WRITTEN PROBLEM:
Output the data word for word, dropping every image.

..............................

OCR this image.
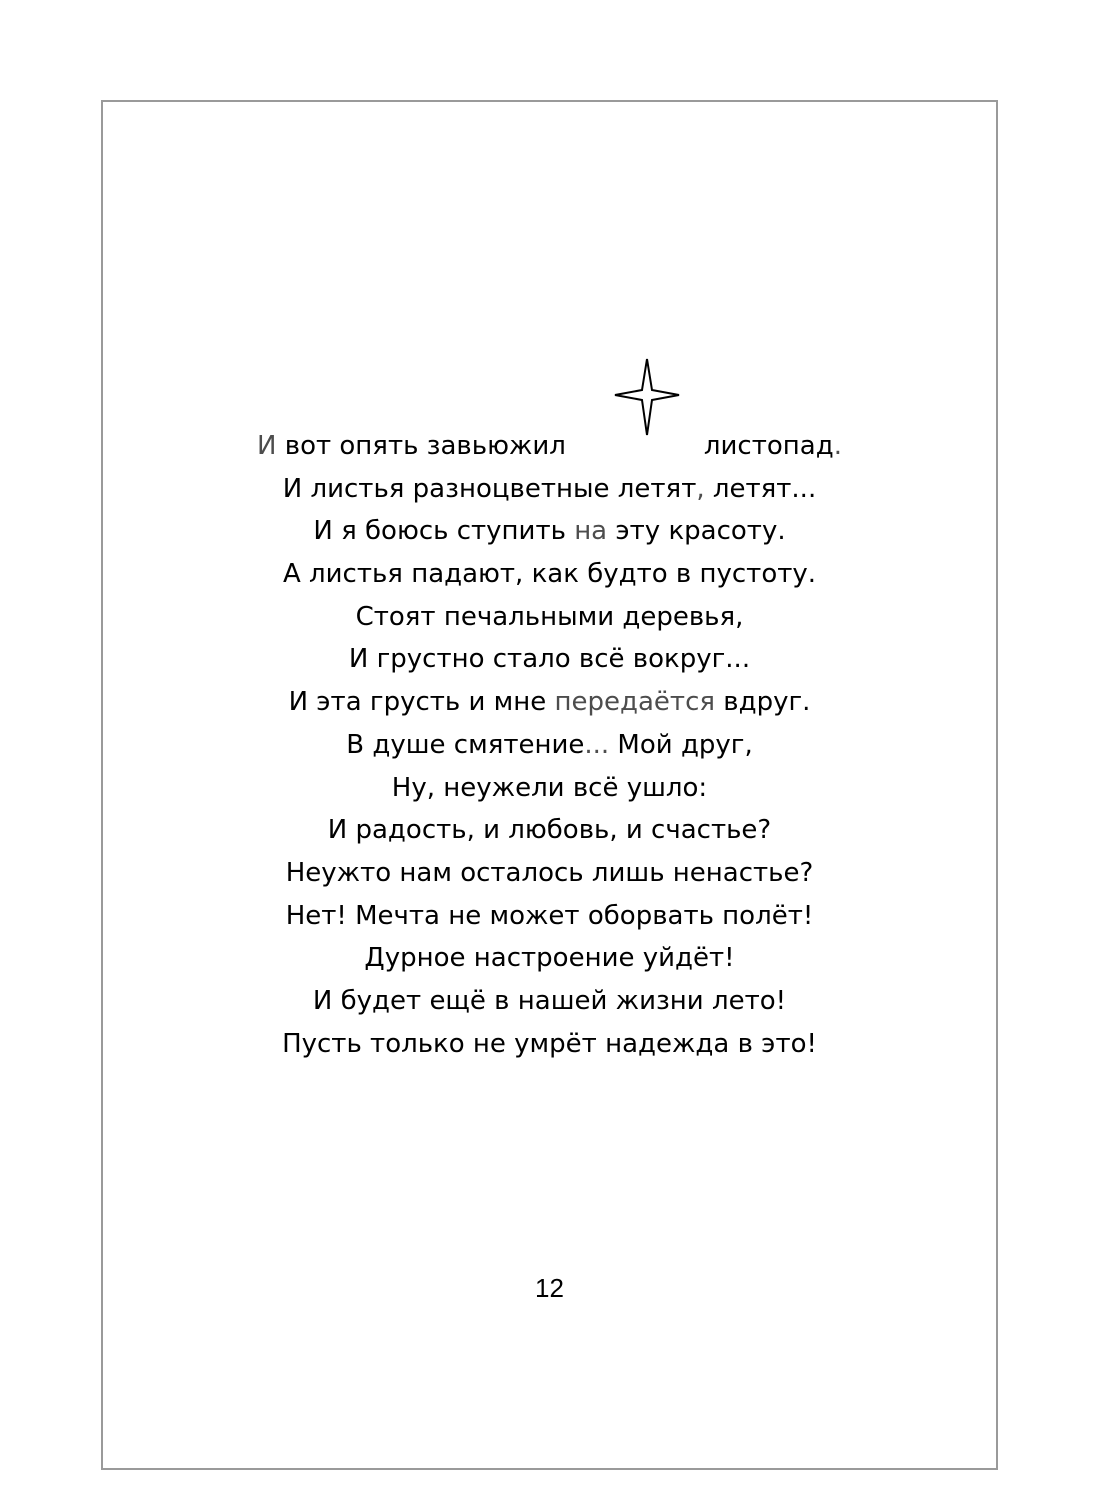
И вот опять завьюжил	листопад.
И листья разноцветные летят, летят...
И я боюсь ступить на эту красоту.
А листья падают, как будто в пустоту.
Стоят печальными деревья,
И грустно стало всё вокруг...
И эта грусть и мне передаётся вдруг.
В душе смятение... Мой друг,
Ну, неужели всё ушло:
И радость, и любовь, и счастье?
Неужто нам осталось лишь ненастье?
Нет! Мечта не может оборвать полёт!
Дурное настроение уйдёт!
И будет ещё в нашей жизни лето!
Пусть только не умрёт надежда в это!
12
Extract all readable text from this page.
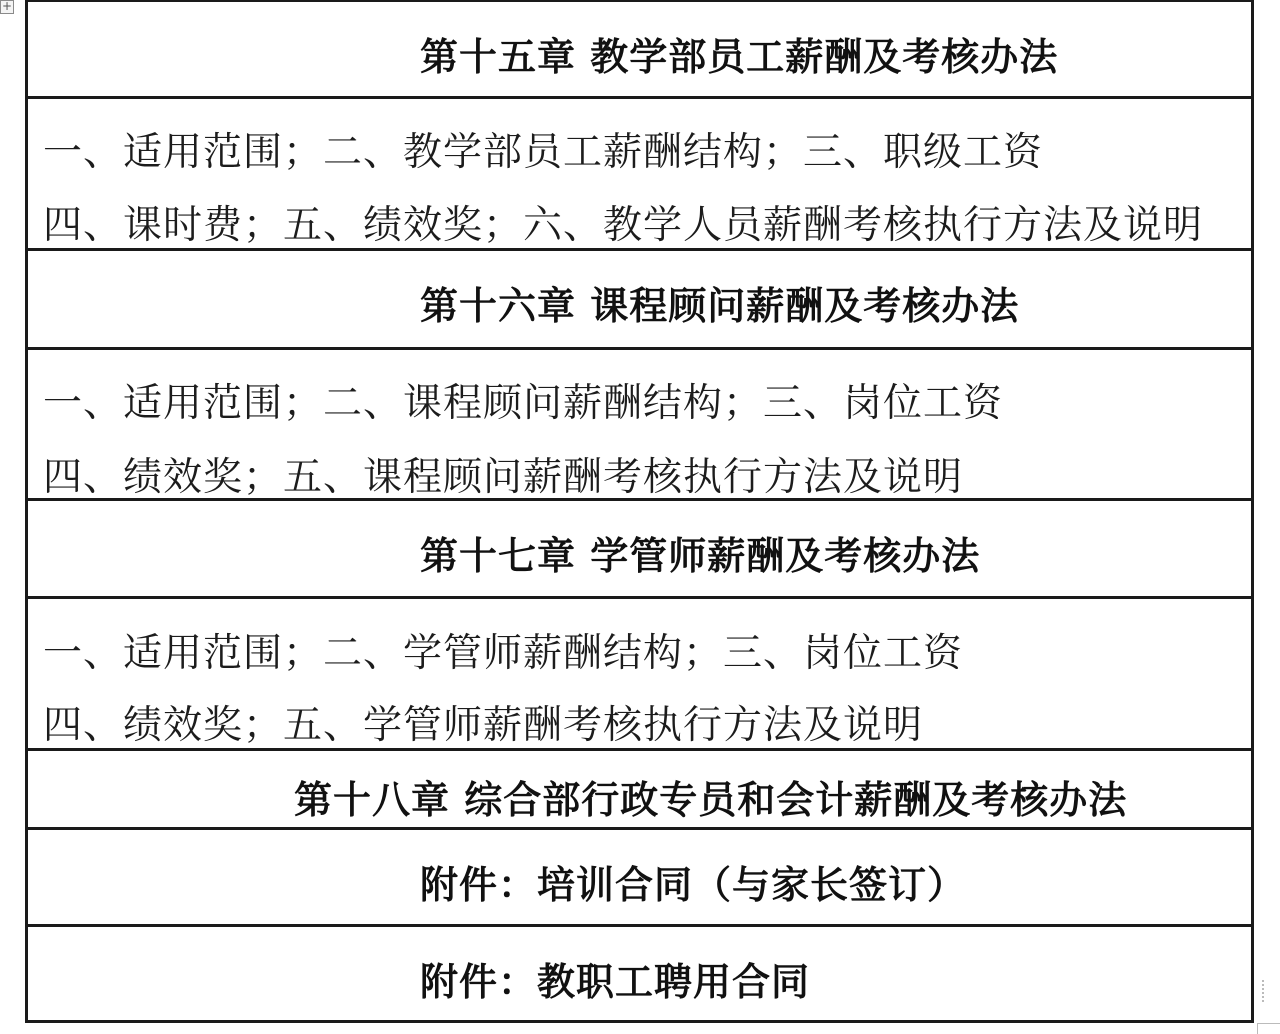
+
第十五章 教学部员工薪酬及考核办法
一、适用范围；二、教学部员工薪酬结构；三、职级工资
四、课时费；五、绩效奖；六、教学人员薪酬考核执行方法及说明
第十六章 课程顾问薪酬及考核办法
一、适用范围；二、课程顾问薪酬结构；三、岗位工资
四、绩效奖；五、课程顾问薪酬考核执行方法及说明
第十七章 学管师薪酬及考核办法
一、适用范围；二、学管师薪酬结构；三、岗位工资
四、绩效奖；五、学管师薪酬考核执行方法及说明
第十八章 综合部行政专员和会计薪酬及考核办法
附件：培训合同（与家长签订）
附件：教职工聘用合同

..............................

EXERCISE OUTPUT:
OCR this image.
И вот опять завьюжил	листопад.
И листья разноцветные летят, летят...
И я боюсь ступить на эту красоту.
А листья падают, как будто в пустоту.
Стоят печальными деревья,
И грустно стало всё вокруг...
И эта грусть и мне передаётся вдруг.
В душе смятение... Мой друг,
Ну, неужели всё ушло:
И радость, и любовь, и счастье?
Неужто нам осталось лишь ненастье?
Нет! Мечта не может оборвать полёт!
Дурное настроение уйдёт!
И будет ещё в нашей жизни лето!
Пусть только не умрёт надежда в это!
12
Extract all readable text from this page.
+
第十五章 教学部员工薪酬及考核办法
一、适用范围；二、教学部员工薪酬结构；三、职级工资
四、课时费；五、绩效奖；六、教学人员薪酬考核执行方法及说明
第十六章 课程顾问薪酬及考核办法
一、适用范围；二、课程顾问薪酬结构；三、岗位工资
四、绩效奖；五、课程顾问薪酬考核执行方法及说明
第十七章 学管师薪酬及考核办法
一、适用范围；二、学管师薪酬结构；三、岗位工资
四、绩效奖；五、学管师薪酬考核执行方法及说明
第十八章 综合部行政专员和会计薪酬及考核办法
附件：培训合同（与家长签订）
附件：教职工聘用合同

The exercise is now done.